### [WRITTEN EXERCISE]
Where a line in the listing below contains the word "себе", copy that line.

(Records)
* BEGIN *

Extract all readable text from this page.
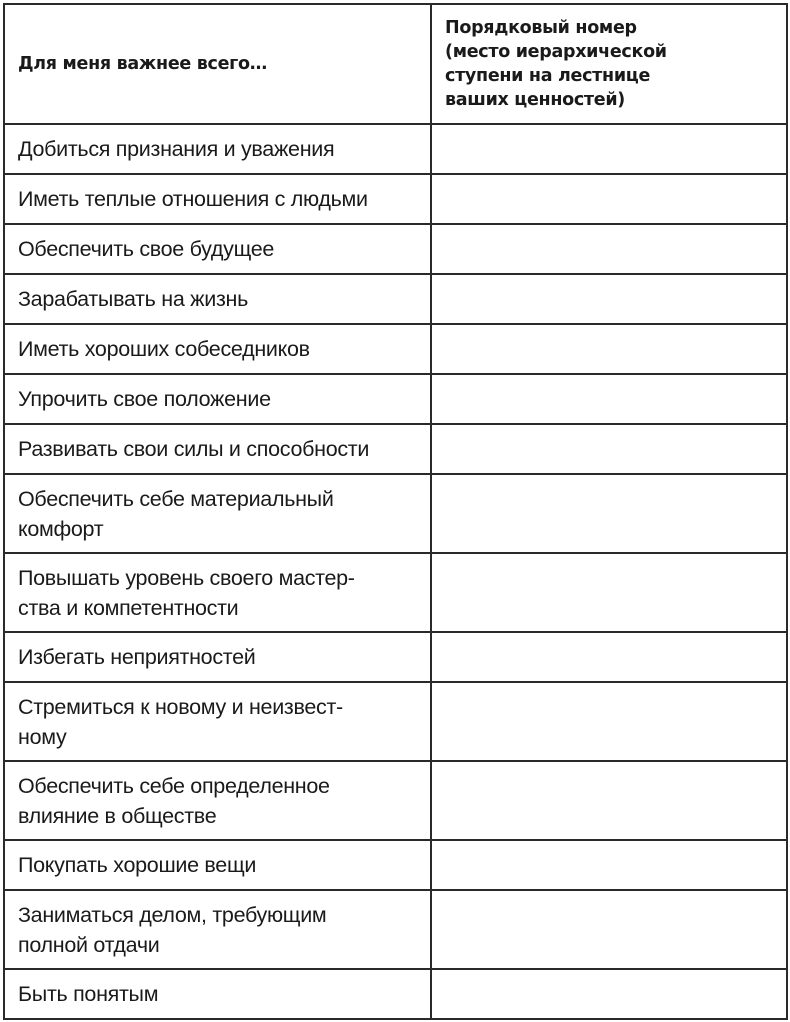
Для меня важнее всего…	Порядковый номер
(место иерархической
ступени на лестнице
ваших ценностей)

Добиться признания и уважения	
Иметь теплые отношения с людьми	
Обеспечить свое будущее	
Зарабатывать на жизнь	
Иметь хороших собеседников	
Упрочить свое положение	
Развивать свои силы и способности	

Обеспечить себе материальный
комфорт	

Повышать уровень своего мастер-
ства и компетентности	

Избегать неприятностей	

Стремиться к новому и неизвест-
ному	

Обеспечить себе определенное
влияние в обществе	

Покупать хорошие вещи	

Заниматься делом, требующим
полной отдачи	

Быть понятым	
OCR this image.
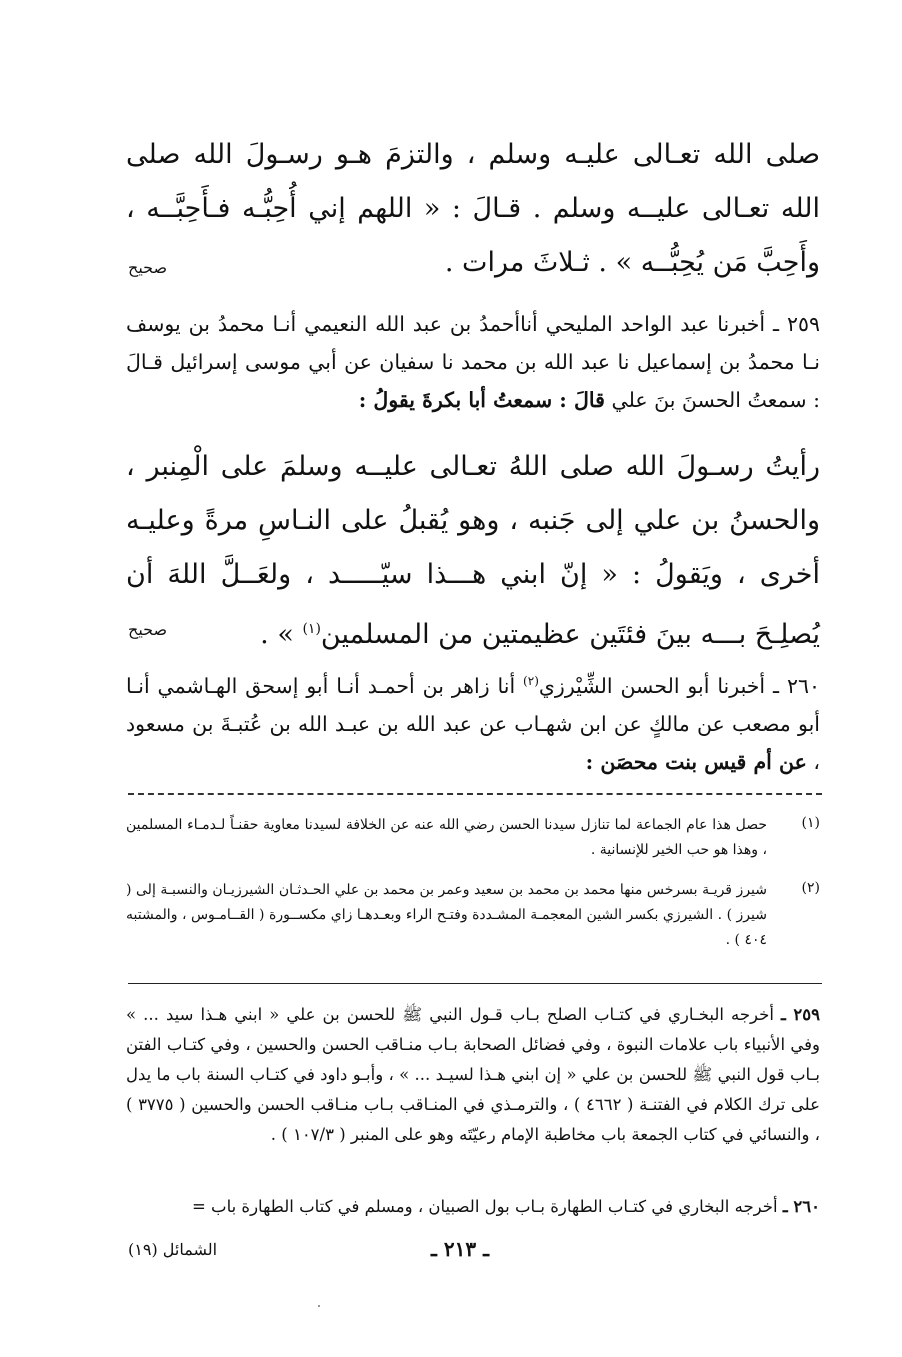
صلى الله تعـالى عليـه وسلم ، والتزمَ هـو رسـولَ الله صلى الله تعـالى عليــه وسلم . قـالَ : « اللهم إني أُحِبُّـه فـأَحِبَّــه ، وأَحِبَّ مَن يُحِبُّــه » . ثـلاثَ مرات .
صحيح
٢٥٩ ـ أخبرنا عبد الواحد المليحي أناأحمدُ بن عبد الله النعيمي أنـا محمدُ بن يوسف نـا محمدُ بن إسماعيل نا عبد الله بن محمد نا سفيان عن أبي موسى إسرائيل قـالَ : سمعتُ الحسنَ بنَ علي قالَ : سمعتُ أبا بكرةَ يقولُ :
رأيتُ رسـولَ الله صلى اللهُ تعـالى عليــه وسلمَ على الْمِنبر ، والحسنُ بن علي إلى جَنبه ، وهو يُقبلُ على النـاسِ مرةً وعليـه أخرى ، ويَقولُ : « إنّ ابني هـــذا سيّـــــد ، ولعَــلَّ اللهَ أن يُصلِـحَ بـــه بينَ فئتَين عظيمتين من المسلمين$^{(١)}$ » .
صحيح
٢٦٠ ـ أخبرنا أبو الحسن الشِّيْرزي$^{(٢)}$ أنا زاهر بن أحمـد أنـا أبو إسحق الهـاشمي أنـا أبو مصعب عن مالكٍ عن ابن شهـاب عن عبد الله بن عبـد الله بن عُتبـةَ بن مسعود ، عن أم قيس بنت محصَن :
(١)
حصل هذا عام الجماعة لما تنازل سيدنا الحسن رضي الله عنه عن الخلافة لسيدنا معاوية حقنـاً لـدمـاء المسلمين ، وهذا هو حب الخير للإنسانية .
(٢)
شيرز قريـة بسرخس منها محمد بن محمد بن سعيد وعمر بن محمد بن علي الحـدثـان الشيرزيـان والنسبـة إلى ( شيرز ) . الشيرزي بكسر الشين المعجمـة المشـددة وفتـح الراء وبعـدهـا زاي مكســورة ( القــامـوس ، والمشتبه ٤٠٤ ) .
٢٥٩ ـ أخرجه البخـاري في كتـاب الصلح بـاب قـول النبي ﷺ للحسن بن علي « ابني هـذا سيد ... » وفي الأنبياء باب علامات النبوة ، وفي فضائل الصحابة بـاب منـاقب الحسن والحسين ، وفي كتـاب الفتن بـاب قول النبي ﷺ للحسن بن علي « إن ابني هـذا لسيـد ... » ، وأبـو داود في كتـاب السنة باب ما يدل على ترك الكلام في الفتنـة ( ٤٦٦٢ ) ، والترمـذي في المنـاقب بـاب منـاقب الحسن والحسين ( ٣٧٧٥ ) ، والنسائي في كتاب الجمعة باب مخاطبة الإمام رعيّتَه وهو على المنبر ( ١٠٧/٣ ) .
٢٦٠ ـ أخرجه البخاري في كتـاب الطهارة بـاب بول الصبيان ، ومسلم في كتاب الطهارة باب =
ـ ٢١٣ ـ
الشمائل (١٩)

* END *

### [WRITTEN REPLY]
Обеспечить себе материальный
Обеспечить себе определенное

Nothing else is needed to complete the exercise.